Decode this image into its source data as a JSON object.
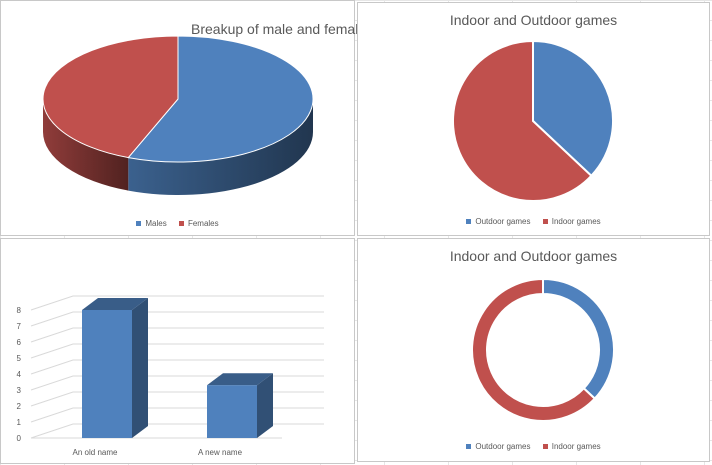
{
  "chart_data": [
    {
      "type": "pie",
      "variant": "3d",
      "title": "Breakup of male and female",
      "labels": [
        "Males",
        "Females"
      ],
      "values": [
        56,
        44
      ],
      "colors": [
        "#4f81bd",
        "#c0504d"
      ],
      "legend_position": "bottom"
    },
    {
      "type": "pie",
      "title": "Indoor and Outdoor games",
      "labels": [
        "Outdoor games",
        "Indoor games"
      ],
      "values": [
        37,
        63
      ],
      "colors": [
        "#4f81bd",
        "#c0504d"
      ],
      "legend_position": "bottom"
    },
    {
      "type": "bar",
      "variant": "3d",
      "title": "",
      "categories": [
        "An old name",
        "A new name"
      ],
      "values": [
        8,
        3.3
      ],
      "ylim": [
        0,
        8
      ],
      "yticks": [
        0,
        1,
        2,
        3,
        4,
        5,
        6,
        7,
        8
      ],
      "grid": true,
      "color": "#4f81bd"
    },
    {
      "type": "pie",
      "variant": "doughnut",
      "title": "Indoor and Outdoor games",
      "labels": [
        "Outdoor games",
        "Indoor games"
      ],
      "values": [
        37,
        63
      ],
      "colors": [
        "#4f81bd",
        "#c0504d"
      ],
      "legend_position": "bottom"
    }
  ]
}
——
**WHAT YOU ARE ASKED TO DO**:
Reproduce the whole listing above word for word, but not its pictures.

**SOLVED EXERCISE**:
Decode this image into its source data as a JSON object.
{
  "chart_data": [
    {
      "type": "pie",
      "variant": "3d",
      "title": "Breakup of male and female",
      "labels": [
        "Males",
        "Females"
      ],
      "values": [
        56,
        44
      ],
      "colors": [
        "#4f81bd",
        "#c0504d"
      ],
      "legend_position": "bottom"
    },
    {
      "type": "pie",
      "title": "Indoor and Outdoor games",
      "labels": [
        "Outdoor games",
        "Indoor games"
      ],
      "values": [
        37,
        63
      ],
      "colors": [
        "#4f81bd",
        "#c0504d"
      ],
      "legend_position": "bottom"
    },
    {
      "type": "bar",
      "variant": "3d",
      "title": "",
      "categories": [
        "An old name",
        "A new name"
      ],
      "values": [
        8,
        3.3
      ],
      "ylim": [
        0,
        8
      ],
      "yticks": [
        0,
        1,
        2,
        3,
        4,
        5,
        6,
        7,
        8
      ],
      "grid": true,
      "color": "#4f81bd"
    },
    {
      "type": "pie",
      "variant": "doughnut",
      "title": "Indoor and Outdoor games",
      "labels": [
        "Outdoor games",
        "Indoor games"
      ],
      "values": [
        37,
        63
      ],
      "colors": [
        "#4f81bd",
        "#c0504d"
      ],
      "legend_position": "bottom"
    }
  ]
}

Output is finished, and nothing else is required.